• _DATASET EXCERPTS_
----------------------------------------

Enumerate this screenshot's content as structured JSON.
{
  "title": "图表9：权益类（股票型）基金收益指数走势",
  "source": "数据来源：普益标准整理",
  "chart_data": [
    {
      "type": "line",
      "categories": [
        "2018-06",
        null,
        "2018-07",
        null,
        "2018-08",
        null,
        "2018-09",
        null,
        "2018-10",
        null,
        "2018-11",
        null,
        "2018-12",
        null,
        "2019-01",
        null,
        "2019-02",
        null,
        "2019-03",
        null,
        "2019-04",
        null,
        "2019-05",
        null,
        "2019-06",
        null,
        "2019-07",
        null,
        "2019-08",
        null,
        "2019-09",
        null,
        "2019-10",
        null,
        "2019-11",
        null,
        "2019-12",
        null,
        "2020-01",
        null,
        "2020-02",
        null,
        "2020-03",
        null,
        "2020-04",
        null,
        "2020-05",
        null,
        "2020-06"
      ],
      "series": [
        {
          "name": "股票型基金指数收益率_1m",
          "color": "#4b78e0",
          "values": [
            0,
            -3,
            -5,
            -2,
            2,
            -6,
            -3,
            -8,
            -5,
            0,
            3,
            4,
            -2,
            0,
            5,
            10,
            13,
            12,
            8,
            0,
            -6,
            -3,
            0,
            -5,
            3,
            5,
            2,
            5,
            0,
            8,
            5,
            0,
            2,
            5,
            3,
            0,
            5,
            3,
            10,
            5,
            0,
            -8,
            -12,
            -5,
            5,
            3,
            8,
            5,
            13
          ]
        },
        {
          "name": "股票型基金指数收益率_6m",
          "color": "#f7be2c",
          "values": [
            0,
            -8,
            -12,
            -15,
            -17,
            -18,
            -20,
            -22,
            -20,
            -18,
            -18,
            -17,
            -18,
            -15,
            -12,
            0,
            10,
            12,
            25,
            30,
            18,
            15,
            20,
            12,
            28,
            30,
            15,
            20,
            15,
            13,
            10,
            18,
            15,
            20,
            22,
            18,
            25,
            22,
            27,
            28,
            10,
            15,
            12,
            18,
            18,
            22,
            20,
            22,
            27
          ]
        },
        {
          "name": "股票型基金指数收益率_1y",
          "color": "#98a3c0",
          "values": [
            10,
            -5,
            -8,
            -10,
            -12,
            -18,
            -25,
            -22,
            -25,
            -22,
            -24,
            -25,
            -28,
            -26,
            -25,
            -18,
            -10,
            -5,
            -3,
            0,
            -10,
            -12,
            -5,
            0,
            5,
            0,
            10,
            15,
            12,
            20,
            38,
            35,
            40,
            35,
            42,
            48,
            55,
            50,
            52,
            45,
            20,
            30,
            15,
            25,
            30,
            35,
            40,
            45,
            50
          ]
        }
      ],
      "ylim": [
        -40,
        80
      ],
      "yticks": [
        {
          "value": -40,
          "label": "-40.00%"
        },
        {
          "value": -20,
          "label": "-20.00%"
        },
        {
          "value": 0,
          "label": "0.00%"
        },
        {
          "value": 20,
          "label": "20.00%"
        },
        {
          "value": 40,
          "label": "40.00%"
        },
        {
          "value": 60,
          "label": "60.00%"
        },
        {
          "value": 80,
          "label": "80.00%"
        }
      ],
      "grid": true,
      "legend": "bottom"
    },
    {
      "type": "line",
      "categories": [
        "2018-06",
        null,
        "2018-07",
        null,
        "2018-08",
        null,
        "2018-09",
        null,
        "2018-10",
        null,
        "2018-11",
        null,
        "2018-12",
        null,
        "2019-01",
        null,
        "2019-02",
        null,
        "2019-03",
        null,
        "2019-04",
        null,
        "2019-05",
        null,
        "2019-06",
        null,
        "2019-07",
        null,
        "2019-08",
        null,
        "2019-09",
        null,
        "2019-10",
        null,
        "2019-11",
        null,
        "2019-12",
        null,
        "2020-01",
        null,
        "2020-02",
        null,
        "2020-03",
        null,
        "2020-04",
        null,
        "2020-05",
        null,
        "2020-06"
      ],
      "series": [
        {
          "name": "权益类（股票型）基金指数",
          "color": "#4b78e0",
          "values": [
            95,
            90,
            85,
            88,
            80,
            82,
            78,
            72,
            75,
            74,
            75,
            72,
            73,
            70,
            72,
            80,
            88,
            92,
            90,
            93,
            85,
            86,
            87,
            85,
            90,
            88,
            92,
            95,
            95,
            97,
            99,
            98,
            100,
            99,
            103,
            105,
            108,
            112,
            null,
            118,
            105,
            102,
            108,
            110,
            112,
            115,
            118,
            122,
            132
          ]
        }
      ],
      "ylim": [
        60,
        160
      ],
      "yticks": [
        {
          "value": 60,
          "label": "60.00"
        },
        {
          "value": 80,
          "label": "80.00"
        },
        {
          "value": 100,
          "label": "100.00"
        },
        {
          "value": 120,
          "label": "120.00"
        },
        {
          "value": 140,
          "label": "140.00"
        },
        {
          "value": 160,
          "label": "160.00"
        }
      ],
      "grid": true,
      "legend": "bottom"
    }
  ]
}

----------------------------------------

• _STATED PROBLEM_
Using the entries above, please restate each one word for word.

• _FINISHED TASK_
Enumerate this screenshot's content as structured JSON.
{
  "title": "图表9：权益类（股票型）基金收益指数走势",
  "source": "数据来源：普益标准整理",
  "chart_data": [
    {
      "type": "line",
      "categories": [
        "2018-06",
        null,
        "2018-07",
        null,
        "2018-08",
        null,
        "2018-09",
        null,
        "2018-10",
        null,
        "2018-11",
        null,
        "2018-12",
        null,
        "2019-01",
        null,
        "2019-02",
        null,
        "2019-03",
        null,
        "2019-04",
        null,
        "2019-05",
        null,
        "2019-06",
        null,
        "2019-07",
        null,
        "2019-08",
        null,
        "2019-09",
        null,
        "2019-10",
        null,
        "2019-11",
        null,
        "2019-12",
        null,
        "2020-01",
        null,
        "2020-02",
        null,
        "2020-03",
        null,
        "2020-04",
        null,
        "2020-05",
        null,
        "2020-06"
      ],
      "series": [
        {
          "name": "股票型基金指数收益率_1m",
          "color": "#4b78e0",
          "values": [
            0,
            -3,
            -5,
            -2,
            2,
            -6,
            -3,
            -8,
            -5,
            0,
            3,
            4,
            -2,
            0,
            5,
            10,
            13,
            12,
            8,
            0,
            -6,
            -3,
            0,
            -5,
            3,
            5,
            2,
            5,
            0,
            8,
            5,
            0,
            2,
            5,
            3,
            0,
            5,
            3,
            10,
            5,
            0,
            -8,
            -12,
            -5,
            5,
            3,
            8,
            5,
            13
          ]
        },
        {
          "name": "股票型基金指数收益率_6m",
          "color": "#f7be2c",
          "values": [
            0,
            -8,
            -12,
            -15,
            -17,
            -18,
            -20,
            -22,
            -20,
            -18,
            -18,
            -17,
            -18,
            -15,
            -12,
            0,
            10,
            12,
            25,
            30,
            18,
            15,
            20,
            12,
            28,
            30,
            15,
            20,
            15,
            13,
            10,
            18,
            15,
            20,
            22,
            18,
            25,
            22,
            27,
            28,
            10,
            15,
            12,
            18,
            18,
            22,
            20,
            22,
            27
          ]
        },
        {
          "name": "股票型基金指数收益率_1y",
          "color": "#98a3c0",
          "values": [
            10,
            -5,
            -8,
            -10,
            -12,
            -18,
            -25,
            -22,
            -25,
            -22,
            -24,
            -25,
            -28,
            -26,
            -25,
            -18,
            -10,
            -5,
            -3,
            0,
            -10,
            -12,
            -5,
            0,
            5,
            0,
            10,
            15,
            12,
            20,
            38,
            35,
            40,
            35,
            42,
            48,
            55,
            50,
            52,
            45,
            20,
            30,
            15,
            25,
            30,
            35,
            40,
            45,
            50
          ]
        }
      ],
      "ylim": [
        -40,
        80
      ],
      "yticks": [
        {
          "value": -40,
          "label": "-40.00%"
        },
        {
          "value": -20,
          "label": "-20.00%"
        },
        {
          "value": 0,
          "label": "0.00%"
        },
        {
          "value": 20,
          "label": "20.00%"
        },
        {
          "value": 40,
          "label": "40.00%"
        },
        {
          "value": 60,
          "label": "60.00%"
        },
        {
          "value": 80,
          "label": "80.00%"
        }
      ],
      "grid": true,
      "legend": "bottom"
    },
    {
      "type": "line",
      "categories": [
        "2018-06",
        null,
        "2018-07",
        null,
        "2018-08",
        null,
        "2018-09",
        null,
        "2018-10",
        null,
        "2018-11",
        null,
        "2018-12",
        null,
        "2019-01",
        null,
        "2019-02",
        null,
        "2019-03",
        null,
        "2019-04",
        null,
        "2019-05",
        null,
        "2019-06",
        null,
        "2019-07",
        null,
        "2019-08",
        null,
        "2019-09",
        null,
        "2019-10",
        null,
        "2019-11",
        null,
        "2019-12",
        null,
        "2020-01",
        null,
        "2020-02",
        null,
        "2020-03",
        null,
        "2020-04",
        null,
        "2020-05",
        null,
        "2020-06"
      ],
      "series": [
        {
          "name": "权益类（股票型）基金指数",
          "color": "#4b78e0",
          "values": [
            95,
            90,
            85,
            88,
            80,
            82,
            78,
            72,
            75,
            74,
            75,
            72,
            73,
            70,
            72,
            80,
            88,
            92,
            90,
            93,
            85,
            86,
            87,
            85,
            90,
            88,
            92,
            95,
            95,
            97,
            99,
            98,
            100,
            99,
            103,
            105,
            108,
            112,
            null,
            118,
            105,
            102,
            108,
            110,
            112,
            115,
            118,
            122,
            132
          ]
        }
      ],
      "ylim": [
        60,
        160
      ],
      "yticks": [
        {
          "value": 60,
          "label": "60.00"
        },
        {
          "value": 80,
          "label": "80.00"
        },
        {
          "value": 100,
          "label": "100.00"
        },
        {
          "value": 120,
          "label": "120.00"
        },
        {
          "value": 140,
          "label": "140.00"
        },
        {
          "value": 160,
          "label": "160.00"
        }
      ],
      "grid": true,
      "legend": "bottom"
    }
  ]
}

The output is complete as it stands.